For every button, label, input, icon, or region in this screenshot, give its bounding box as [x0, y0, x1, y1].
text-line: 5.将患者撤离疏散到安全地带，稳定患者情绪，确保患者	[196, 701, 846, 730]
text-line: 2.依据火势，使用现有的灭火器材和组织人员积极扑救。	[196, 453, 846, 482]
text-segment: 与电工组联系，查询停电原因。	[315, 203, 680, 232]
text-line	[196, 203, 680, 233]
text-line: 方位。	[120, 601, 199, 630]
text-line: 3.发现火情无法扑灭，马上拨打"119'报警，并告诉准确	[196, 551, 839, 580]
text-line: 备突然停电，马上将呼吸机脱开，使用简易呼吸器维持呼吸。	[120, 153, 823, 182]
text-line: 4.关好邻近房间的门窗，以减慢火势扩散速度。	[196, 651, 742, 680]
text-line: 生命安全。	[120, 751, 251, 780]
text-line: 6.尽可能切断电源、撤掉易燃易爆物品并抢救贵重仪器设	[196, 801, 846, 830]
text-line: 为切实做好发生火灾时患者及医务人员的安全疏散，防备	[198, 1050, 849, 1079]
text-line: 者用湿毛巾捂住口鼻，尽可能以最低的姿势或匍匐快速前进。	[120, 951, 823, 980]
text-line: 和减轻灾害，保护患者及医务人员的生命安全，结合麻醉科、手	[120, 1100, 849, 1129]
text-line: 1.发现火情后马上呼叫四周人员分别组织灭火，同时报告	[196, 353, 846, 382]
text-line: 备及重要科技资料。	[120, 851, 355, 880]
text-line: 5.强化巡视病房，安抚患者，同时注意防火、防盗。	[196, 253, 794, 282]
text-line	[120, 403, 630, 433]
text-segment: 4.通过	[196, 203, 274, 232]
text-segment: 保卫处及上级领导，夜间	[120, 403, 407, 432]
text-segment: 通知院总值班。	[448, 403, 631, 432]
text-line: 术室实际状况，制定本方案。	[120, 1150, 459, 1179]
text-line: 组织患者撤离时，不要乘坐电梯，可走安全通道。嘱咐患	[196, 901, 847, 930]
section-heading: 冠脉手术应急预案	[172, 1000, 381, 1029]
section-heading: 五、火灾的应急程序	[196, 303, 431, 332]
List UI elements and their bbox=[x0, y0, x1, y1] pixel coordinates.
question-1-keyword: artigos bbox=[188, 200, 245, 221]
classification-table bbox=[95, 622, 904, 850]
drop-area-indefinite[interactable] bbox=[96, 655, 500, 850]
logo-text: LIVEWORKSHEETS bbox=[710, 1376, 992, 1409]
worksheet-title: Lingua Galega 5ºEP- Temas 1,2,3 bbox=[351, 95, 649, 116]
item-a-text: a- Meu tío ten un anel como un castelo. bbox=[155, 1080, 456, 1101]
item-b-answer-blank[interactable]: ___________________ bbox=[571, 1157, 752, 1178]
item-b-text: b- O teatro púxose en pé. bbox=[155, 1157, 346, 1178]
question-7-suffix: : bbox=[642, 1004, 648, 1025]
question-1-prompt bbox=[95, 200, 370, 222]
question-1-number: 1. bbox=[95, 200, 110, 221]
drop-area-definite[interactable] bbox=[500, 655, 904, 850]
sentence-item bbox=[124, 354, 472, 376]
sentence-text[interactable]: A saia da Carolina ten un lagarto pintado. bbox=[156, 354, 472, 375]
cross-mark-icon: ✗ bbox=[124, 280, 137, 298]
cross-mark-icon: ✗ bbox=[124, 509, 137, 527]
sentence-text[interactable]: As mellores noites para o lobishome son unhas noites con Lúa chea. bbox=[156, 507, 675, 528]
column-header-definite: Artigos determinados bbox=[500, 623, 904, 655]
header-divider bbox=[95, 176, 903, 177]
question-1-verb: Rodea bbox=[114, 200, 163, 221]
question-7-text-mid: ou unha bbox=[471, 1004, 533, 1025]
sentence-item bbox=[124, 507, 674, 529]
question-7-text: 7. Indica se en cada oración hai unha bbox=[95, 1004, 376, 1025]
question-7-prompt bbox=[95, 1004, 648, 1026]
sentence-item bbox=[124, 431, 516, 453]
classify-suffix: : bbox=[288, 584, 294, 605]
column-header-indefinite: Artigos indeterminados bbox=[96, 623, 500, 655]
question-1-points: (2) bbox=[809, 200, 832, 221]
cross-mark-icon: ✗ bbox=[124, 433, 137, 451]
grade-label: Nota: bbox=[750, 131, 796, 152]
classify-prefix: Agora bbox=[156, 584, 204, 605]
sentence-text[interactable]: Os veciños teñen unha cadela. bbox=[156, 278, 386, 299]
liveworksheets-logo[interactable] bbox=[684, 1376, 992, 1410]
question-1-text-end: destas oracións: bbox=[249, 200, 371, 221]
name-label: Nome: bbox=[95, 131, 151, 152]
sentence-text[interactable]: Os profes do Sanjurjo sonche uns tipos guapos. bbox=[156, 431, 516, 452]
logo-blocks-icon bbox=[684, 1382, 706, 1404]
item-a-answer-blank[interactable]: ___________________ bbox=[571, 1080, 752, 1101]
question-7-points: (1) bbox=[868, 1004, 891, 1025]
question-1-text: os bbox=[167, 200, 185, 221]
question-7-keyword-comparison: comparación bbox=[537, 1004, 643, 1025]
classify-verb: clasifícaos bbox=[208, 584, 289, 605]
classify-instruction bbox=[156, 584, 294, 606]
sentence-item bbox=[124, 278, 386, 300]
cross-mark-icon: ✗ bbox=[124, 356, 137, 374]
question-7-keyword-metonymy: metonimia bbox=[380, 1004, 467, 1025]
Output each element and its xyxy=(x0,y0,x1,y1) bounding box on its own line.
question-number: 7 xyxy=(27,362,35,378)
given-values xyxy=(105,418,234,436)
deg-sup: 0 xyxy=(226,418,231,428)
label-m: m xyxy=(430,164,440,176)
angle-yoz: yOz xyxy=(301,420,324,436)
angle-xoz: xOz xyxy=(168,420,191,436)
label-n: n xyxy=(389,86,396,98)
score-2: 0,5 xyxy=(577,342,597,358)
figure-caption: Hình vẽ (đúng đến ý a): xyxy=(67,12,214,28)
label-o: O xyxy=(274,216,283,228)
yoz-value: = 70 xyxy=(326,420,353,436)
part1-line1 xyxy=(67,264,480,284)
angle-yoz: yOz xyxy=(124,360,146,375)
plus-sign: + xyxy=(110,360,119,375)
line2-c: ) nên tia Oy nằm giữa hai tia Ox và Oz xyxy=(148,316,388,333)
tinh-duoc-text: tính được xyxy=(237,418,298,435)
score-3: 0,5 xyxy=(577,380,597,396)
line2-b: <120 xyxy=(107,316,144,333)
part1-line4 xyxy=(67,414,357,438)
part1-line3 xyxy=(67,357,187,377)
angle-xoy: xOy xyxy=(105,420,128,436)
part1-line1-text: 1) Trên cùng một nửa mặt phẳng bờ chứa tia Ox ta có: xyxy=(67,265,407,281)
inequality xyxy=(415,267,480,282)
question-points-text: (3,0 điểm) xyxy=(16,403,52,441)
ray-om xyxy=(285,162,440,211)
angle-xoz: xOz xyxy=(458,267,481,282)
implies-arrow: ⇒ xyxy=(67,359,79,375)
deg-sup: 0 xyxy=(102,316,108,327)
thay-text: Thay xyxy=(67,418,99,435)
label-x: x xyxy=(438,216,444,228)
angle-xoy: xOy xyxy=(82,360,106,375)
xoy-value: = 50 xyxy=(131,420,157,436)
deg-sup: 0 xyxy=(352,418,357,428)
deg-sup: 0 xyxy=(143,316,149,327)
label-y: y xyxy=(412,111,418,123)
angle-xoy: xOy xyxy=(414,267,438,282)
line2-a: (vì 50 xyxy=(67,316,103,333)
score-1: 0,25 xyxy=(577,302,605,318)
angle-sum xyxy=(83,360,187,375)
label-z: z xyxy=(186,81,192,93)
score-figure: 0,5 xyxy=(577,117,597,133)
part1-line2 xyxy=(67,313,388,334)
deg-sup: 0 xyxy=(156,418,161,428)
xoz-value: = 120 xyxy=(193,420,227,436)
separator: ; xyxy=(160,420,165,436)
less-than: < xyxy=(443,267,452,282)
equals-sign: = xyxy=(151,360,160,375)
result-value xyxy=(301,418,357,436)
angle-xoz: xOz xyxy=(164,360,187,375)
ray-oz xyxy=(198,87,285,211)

• Aim of the exercise
Convert the stretch of items from the first line through the line containing "question-1-number: 1. bbox=[95, 200, 110, 221]" into a Markdown table with two columns, Row and Content. Put a running row number in Row and the line itself in Content, and leave out any blank lines.

• Task answer
| Row | Content |
|---|---|
| 1 | For every button, label, input, icon, or region in this screenshot, give its bounding box as [x0, y0, x1, y1]. |
| 2 | text-line: 5.将患者撤离疏散到安全地带，稳定患者情绪，确保患者	[196, 701, 846, 730] |
| 3 | text-line: 2.依据火势，使用现有的灭火器材和组织人员积极扑救。	[196, 453, 846, 482] |
| 4 | text-segment: 与电工组联系，查询停电原因。	[315, 203, 680, 232] |
| 5 | text-line	[196, 203, 680, 233] |
| 6 | text-line: 方位。	[120, 601, 199, 630] |
| 7 | text-line: 3.发现火情无法扑灭，马上拨打"119'报警，并告诉准确	[196, 551, 839, 580] |
| 8 | text-line: 备突然停电，马上将呼吸机脱开，使用简易呼吸器维持呼吸。	[120, 153, 823, 182] |
| 9 | text-line: 4.关好邻近房间的门窗，以减慢火势扩散速度。	[196, 651, 742, 680] |
| 10 | text-line: 生命安全。	[120, 751, 251, 780] |
| 11 | text-line: 6.尽可能切断电源、撤掉易燃易爆物品并抢救贵重仪器设	[196, 801, 846, 830] |
| 12 | text-line: 为切实做好发生火灾时患者及医务人员的安全疏散，防备	[198, 1050, 849, 1079] |
| 13 | text-line: 者用湿毛巾捂住口鼻，尽可能以最低的姿势或匍匐快速前进。	[120, 951, 823, 980] |
| 14 | text-line: 和减轻灾害，保护患者及医务人员的生命安全，结合麻醉科、手	[120, 1100, 849, 1129] |
| 15 | text-line: 1.发现火情后马上呼叫四周人员分别组织灭火，同时报告	[196, 353, 846, 382] |
| 16 | text-line: 备及重要科技资料。	[120, 851, 355, 880] |
| 17 | text-line: 5.强化巡视病房，安抚患者，同时注意防火、防盗。	[196, 253, 794, 282] |
| 18 | text-line	[120, 403, 630, 433] |
| 19 | text-segment: 4.通过	[196, 203, 274, 232] |
| 20 | text-segment: 保卫处及上级领导，夜间	[120, 403, 407, 432] |
| 21 | text-segment: 通知院总值班。	[448, 403, 631, 432] |
| 22 | text-line: 术室实际状况，制定本方案。	[120, 1150, 459, 1179] |
| 23 | text-line: 组织患者撤离时，不要乘坐电梯，可走安全通道。嘱咐患	[196, 901, 847, 930] |
| 24 | section-heading: 冠脉手术应急预案	[172, 1000, 381, 1029] |
| 25 | section-heading: 五、火灾的应急程序	[196, 303, 431, 332] |
| 26 | List UI elements and their bbox=[x0, y0, x1, y1] pixel coordinates. |
| 27 | question-1-keyword: artigos bbox=[188, 200, 245, 221] |
| 28 | classification-table bbox=[95, 622, 904, 850] |
| 29 | drop-area-indefinite[interactable] bbox=[96, 655, 500, 850] |
| 30 | logo-text: LIVEWORKSHEETS bbox=[710, 1376, 992, 1409] |
| 31 | worksheet-title: Lingua Galega 5ºEP- Temas 1,2,3 bbox=[351, 95, 649, 116] |
| 32 | item-a-text: a- Meu tío ten un anel como un castelo. bbox=[155, 1080, 456, 1101] |
| 33 | item-b-answer-blank[interactable]: ___________________ bbox=[571, 1157, 752, 1178] |
| 34 | item-b-text: b- O teatro púxose en pé. bbox=[155, 1157, 346, 1178] |
| 35 | question-7-suffix: : bbox=[642, 1004, 648, 1025] |
| 36 | question-1-prompt bbox=[95, 200, 370, 222] |
| 37 | question-1-number: 1. bbox=[95, 200, 110, 221] |